DATA LINES:
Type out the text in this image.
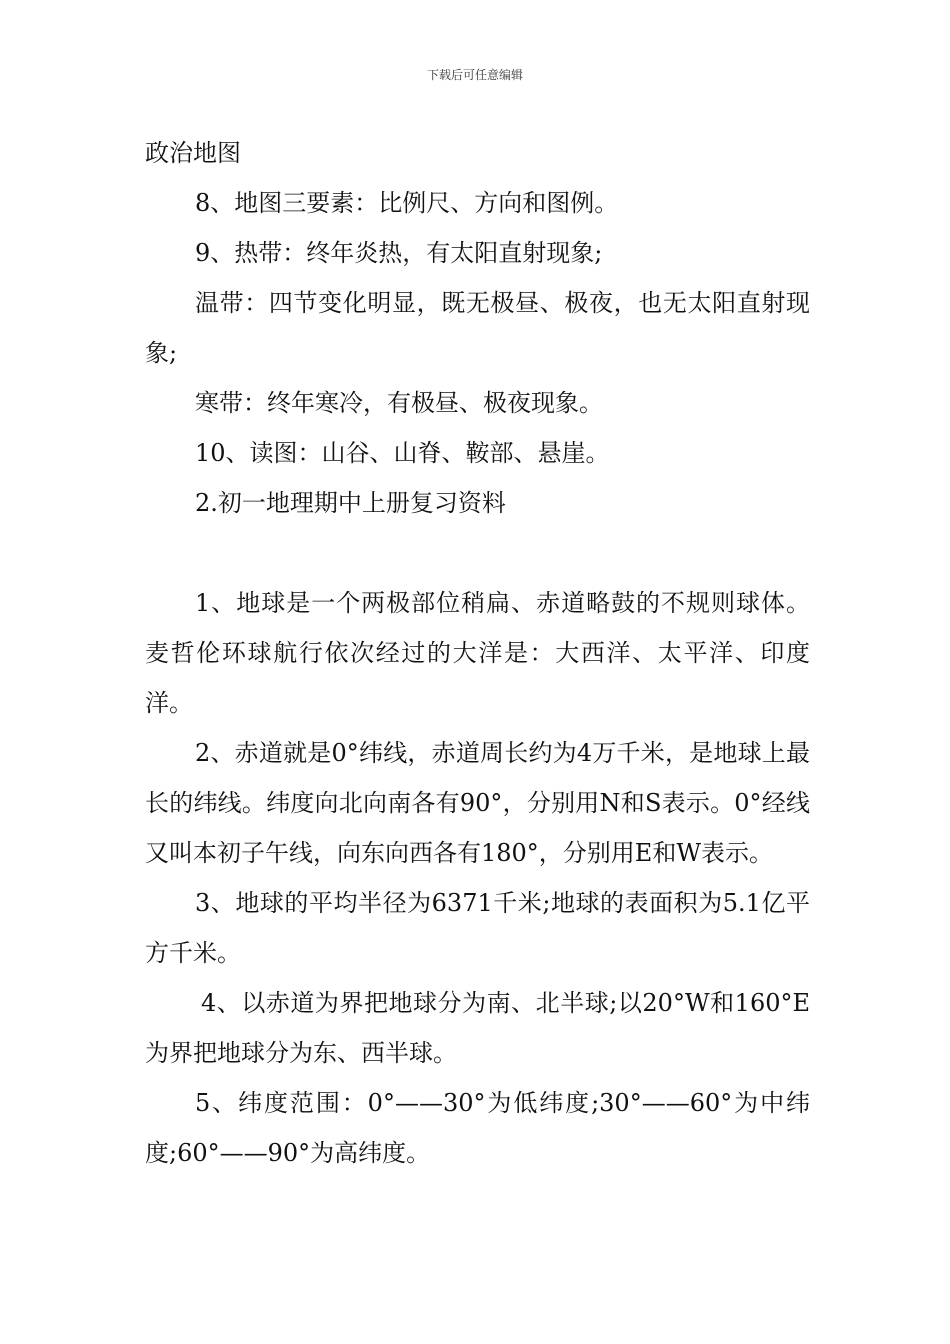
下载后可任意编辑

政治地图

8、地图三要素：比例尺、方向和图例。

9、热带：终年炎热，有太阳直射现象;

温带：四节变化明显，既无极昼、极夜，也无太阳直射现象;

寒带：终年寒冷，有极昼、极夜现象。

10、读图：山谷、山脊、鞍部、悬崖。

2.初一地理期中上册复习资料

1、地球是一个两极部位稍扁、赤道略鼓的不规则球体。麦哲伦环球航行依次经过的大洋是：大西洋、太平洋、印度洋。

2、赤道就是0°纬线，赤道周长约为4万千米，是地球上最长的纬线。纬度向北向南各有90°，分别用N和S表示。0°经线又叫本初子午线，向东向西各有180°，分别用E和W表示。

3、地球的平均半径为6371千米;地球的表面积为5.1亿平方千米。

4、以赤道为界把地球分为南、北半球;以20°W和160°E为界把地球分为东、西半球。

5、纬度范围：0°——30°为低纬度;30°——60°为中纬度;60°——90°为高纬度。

THE EXERCISE: Using the records above, output their complete text exactly, minus any images.

EXPECTED ANSWER:
Type out the text in this image.
下载后可任意编辑

政治地图

8、地图三要素：比例尺、方向和图例。

9、热带：终年炎热，有太阳直射现象;

温带：四节变化明显，既无极昼、极夜，也无太阳直射现象;

寒带：终年寒冷，有极昼、极夜现象。

10、读图：山谷、山脊、鞍部、悬崖。

2.初一地理期中上册复习资料

1、地球是一个两极部位稍扁、赤道略鼓的不规则球体。麦哲伦环球航行依次经过的大洋是：大西洋、太平洋、印度洋。

2、赤道就是0°纬线，赤道周长约为4万千米，是地球上最长的纬线。纬度向北向南各有90°，分别用N和S表示。0°经线又叫本初子午线，向东向西各有180°，分别用E和W表示。

3、地球的平均半径为6371千米;地球的表面积为5.1亿平方千米。

4、以赤道为界把地球分为南、北半球;以20°W和160°E为界把地球分为东、西半球。

5、纬度范围：0°——30°为低纬度;30°——60°为中纬度;60°——90°为高纬度。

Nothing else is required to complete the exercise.